Task ▸
In the entries below, count each line holding the word "fièvre". Answer with the total alone.

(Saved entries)
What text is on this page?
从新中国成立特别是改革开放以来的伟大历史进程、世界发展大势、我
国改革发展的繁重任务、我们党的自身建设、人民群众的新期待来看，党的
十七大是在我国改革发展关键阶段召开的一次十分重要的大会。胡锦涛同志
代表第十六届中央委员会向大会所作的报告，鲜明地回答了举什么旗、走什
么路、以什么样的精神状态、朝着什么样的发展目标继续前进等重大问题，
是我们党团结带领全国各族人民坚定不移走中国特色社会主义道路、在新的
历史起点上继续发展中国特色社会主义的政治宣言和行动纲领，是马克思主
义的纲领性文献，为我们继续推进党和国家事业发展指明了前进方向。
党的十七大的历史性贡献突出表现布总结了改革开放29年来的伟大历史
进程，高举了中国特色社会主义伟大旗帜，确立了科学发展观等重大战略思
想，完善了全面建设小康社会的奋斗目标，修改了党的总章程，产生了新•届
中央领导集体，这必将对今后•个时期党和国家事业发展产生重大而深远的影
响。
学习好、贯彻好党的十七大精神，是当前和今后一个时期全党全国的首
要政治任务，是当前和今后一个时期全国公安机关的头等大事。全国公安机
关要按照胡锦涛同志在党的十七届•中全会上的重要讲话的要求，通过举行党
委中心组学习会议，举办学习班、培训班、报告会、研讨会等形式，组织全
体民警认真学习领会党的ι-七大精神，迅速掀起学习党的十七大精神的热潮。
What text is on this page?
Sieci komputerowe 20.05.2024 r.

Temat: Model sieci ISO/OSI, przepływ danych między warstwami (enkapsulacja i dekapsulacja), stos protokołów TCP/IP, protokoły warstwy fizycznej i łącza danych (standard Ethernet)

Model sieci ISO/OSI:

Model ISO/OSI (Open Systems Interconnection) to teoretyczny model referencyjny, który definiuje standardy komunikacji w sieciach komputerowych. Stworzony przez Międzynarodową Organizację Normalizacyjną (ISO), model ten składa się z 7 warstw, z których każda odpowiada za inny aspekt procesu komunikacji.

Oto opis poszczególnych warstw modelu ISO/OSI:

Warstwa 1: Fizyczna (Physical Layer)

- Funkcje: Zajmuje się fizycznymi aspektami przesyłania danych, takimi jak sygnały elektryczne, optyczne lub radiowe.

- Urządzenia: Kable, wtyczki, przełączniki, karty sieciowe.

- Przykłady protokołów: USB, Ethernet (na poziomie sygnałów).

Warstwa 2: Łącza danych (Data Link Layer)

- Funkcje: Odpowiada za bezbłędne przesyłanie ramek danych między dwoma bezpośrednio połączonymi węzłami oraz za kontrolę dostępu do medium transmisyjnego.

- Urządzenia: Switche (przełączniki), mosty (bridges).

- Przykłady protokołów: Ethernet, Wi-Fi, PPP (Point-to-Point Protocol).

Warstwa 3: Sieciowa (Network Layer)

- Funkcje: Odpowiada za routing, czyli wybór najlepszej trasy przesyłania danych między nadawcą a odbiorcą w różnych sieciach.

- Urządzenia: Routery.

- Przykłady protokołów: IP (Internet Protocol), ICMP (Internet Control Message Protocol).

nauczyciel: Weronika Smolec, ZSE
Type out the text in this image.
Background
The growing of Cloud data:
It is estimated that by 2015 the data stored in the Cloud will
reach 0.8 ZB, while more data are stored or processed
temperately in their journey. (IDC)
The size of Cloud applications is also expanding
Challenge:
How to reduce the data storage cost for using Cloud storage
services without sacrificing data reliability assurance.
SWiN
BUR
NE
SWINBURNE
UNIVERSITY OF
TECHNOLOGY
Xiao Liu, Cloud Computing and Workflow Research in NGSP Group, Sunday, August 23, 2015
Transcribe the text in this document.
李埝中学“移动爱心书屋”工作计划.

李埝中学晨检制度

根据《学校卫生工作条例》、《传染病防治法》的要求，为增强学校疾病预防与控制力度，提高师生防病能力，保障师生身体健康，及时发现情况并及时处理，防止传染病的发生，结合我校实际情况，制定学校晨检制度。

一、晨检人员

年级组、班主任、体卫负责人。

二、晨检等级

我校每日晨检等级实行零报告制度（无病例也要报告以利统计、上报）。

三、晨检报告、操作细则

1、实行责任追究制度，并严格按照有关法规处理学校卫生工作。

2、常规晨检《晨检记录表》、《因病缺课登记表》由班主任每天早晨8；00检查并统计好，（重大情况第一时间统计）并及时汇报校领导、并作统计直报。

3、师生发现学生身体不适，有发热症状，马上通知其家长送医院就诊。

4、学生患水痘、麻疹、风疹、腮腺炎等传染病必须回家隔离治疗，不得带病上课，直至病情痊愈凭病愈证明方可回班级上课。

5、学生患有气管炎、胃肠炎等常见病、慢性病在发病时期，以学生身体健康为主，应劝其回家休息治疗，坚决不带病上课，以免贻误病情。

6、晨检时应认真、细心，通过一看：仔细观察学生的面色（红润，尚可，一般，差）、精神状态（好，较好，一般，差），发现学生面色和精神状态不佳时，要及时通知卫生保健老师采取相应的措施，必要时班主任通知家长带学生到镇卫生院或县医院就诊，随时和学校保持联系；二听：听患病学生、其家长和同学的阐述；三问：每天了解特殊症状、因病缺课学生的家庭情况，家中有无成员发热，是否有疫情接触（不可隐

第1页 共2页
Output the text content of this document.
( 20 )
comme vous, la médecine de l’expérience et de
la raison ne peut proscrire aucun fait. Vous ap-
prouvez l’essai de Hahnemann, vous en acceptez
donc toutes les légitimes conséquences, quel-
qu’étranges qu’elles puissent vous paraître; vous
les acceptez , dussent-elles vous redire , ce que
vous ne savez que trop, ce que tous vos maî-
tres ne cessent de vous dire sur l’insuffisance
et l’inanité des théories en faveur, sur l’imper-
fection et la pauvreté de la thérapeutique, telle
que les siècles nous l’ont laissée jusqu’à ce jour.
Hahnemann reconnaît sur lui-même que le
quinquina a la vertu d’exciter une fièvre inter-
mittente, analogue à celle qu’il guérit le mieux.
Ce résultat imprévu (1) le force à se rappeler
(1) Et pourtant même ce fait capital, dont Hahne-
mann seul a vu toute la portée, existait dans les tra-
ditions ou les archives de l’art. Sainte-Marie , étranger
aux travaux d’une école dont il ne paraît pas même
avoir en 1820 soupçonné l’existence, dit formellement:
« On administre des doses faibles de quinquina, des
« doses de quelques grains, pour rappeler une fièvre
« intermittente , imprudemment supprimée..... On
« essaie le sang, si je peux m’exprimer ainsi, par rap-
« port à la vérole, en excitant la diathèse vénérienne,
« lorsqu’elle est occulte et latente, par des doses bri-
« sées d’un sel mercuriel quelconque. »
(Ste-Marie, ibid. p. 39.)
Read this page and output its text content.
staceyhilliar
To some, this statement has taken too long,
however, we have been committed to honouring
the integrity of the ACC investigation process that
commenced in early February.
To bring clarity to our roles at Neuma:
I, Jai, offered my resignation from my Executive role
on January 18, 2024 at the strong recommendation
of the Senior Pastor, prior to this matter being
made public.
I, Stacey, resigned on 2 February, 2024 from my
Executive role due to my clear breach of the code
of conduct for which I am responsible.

In response ▸
2